**WRITTEN REQUEST**
Search the material for the word "Weekly" and report each line where it turns up.

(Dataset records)

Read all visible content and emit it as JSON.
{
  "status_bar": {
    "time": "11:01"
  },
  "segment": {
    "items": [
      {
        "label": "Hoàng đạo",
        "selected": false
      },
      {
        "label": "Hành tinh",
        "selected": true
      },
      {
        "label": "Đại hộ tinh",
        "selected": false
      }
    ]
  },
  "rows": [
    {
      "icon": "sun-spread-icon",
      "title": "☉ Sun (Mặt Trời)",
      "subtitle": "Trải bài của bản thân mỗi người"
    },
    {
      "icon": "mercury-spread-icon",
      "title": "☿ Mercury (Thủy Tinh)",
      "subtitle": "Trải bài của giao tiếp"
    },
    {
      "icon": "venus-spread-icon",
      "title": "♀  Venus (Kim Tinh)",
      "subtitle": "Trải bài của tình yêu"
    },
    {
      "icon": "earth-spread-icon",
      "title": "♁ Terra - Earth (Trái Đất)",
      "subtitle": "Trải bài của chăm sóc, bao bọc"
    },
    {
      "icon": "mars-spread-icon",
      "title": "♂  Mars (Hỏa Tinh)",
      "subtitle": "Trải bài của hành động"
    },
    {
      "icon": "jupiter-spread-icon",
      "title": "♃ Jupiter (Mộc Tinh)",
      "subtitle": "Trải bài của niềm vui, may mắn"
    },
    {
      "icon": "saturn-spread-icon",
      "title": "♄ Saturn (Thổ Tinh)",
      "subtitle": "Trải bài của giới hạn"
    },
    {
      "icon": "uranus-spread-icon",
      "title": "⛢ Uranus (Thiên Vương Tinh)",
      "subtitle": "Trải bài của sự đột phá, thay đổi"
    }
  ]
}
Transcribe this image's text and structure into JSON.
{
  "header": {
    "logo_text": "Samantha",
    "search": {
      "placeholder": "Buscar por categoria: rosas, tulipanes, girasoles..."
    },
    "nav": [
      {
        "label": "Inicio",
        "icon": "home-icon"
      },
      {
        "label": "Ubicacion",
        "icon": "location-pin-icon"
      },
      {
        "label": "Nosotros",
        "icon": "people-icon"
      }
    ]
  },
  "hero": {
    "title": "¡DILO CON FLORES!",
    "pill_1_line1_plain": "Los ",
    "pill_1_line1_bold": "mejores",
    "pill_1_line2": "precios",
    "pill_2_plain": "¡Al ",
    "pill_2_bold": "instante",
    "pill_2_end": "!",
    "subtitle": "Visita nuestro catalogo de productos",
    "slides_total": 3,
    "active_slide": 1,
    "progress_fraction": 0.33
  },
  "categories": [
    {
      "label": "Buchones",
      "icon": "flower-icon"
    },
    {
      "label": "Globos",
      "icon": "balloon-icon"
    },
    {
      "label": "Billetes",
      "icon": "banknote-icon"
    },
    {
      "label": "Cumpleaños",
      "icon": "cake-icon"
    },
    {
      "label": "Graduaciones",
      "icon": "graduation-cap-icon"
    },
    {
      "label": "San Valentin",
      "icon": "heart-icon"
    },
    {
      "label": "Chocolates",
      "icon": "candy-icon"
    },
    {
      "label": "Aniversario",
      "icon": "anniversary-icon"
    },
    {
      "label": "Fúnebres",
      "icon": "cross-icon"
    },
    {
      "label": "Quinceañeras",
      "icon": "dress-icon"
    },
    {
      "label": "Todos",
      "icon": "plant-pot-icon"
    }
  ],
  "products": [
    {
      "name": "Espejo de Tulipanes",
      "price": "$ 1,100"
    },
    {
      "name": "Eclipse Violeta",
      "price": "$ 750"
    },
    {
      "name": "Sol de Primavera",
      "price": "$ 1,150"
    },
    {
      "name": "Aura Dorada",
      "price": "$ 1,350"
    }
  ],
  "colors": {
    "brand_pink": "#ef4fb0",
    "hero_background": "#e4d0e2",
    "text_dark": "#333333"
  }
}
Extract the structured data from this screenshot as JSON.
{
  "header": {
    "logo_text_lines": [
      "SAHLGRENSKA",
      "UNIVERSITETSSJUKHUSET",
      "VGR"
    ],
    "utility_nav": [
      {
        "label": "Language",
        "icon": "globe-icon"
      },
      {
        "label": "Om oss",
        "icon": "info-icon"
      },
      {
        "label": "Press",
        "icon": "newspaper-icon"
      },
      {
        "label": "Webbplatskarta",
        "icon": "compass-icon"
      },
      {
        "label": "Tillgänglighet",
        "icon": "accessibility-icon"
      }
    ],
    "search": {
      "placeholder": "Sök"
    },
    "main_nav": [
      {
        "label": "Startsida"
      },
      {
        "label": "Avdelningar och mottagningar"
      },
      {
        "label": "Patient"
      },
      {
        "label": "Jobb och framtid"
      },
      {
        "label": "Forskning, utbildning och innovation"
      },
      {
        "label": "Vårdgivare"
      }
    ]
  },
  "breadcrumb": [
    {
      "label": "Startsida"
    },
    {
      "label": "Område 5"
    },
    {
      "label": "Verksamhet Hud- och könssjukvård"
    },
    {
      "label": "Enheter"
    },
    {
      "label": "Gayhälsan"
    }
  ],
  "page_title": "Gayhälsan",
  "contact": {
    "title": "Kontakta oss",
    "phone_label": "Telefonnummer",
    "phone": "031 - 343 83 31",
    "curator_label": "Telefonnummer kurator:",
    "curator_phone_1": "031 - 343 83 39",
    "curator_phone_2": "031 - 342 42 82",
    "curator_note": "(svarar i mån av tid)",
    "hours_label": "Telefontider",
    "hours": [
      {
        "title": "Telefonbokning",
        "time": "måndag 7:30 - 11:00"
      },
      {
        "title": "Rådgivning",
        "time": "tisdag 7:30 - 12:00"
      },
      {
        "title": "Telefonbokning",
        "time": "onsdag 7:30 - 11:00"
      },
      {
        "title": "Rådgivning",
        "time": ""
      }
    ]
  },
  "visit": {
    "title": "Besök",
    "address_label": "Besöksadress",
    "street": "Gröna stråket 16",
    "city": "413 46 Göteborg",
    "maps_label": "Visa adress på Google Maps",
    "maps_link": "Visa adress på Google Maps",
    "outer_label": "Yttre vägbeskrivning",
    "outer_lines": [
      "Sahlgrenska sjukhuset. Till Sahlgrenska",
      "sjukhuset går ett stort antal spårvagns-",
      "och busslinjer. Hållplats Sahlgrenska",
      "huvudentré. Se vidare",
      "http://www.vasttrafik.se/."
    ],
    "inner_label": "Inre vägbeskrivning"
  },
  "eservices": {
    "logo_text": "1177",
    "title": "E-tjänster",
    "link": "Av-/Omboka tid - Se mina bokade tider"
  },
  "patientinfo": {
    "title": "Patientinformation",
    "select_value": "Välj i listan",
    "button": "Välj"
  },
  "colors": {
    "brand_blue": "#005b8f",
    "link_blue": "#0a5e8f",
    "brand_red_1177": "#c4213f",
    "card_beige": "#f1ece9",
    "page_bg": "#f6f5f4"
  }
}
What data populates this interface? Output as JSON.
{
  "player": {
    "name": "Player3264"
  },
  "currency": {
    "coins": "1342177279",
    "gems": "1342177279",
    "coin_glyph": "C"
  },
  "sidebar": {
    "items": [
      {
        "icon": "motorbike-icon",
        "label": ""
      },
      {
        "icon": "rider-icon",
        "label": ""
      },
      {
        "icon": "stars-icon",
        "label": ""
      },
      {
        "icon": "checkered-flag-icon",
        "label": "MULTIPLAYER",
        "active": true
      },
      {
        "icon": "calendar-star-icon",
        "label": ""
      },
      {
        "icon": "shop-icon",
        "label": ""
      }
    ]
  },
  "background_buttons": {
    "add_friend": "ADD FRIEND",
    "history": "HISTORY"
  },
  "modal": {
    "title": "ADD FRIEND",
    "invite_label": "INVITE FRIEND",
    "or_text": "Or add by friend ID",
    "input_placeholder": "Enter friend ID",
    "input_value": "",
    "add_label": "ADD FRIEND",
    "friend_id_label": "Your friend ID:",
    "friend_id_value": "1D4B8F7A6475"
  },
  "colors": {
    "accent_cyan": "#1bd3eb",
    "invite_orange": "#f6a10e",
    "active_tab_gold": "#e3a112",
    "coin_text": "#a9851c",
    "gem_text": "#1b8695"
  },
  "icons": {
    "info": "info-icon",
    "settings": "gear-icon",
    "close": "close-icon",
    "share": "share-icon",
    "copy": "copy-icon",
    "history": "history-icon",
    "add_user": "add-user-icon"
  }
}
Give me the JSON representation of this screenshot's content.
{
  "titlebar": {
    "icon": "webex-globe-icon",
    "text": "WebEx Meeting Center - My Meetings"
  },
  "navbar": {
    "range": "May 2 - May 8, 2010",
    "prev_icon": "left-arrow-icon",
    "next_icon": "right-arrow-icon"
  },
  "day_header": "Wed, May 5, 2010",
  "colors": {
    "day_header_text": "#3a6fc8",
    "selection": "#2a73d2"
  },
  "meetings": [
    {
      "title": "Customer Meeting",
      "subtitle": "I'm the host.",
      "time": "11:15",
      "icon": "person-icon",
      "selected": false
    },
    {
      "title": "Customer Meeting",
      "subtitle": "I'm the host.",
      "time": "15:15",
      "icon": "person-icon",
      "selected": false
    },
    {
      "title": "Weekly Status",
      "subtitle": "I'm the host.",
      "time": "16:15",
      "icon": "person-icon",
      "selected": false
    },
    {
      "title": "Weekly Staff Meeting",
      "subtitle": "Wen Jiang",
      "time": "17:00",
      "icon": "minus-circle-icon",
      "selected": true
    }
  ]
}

**TASK OUTPUT**
      "title": "Weekly Status",
      "title": "Weekly Staff Meeting",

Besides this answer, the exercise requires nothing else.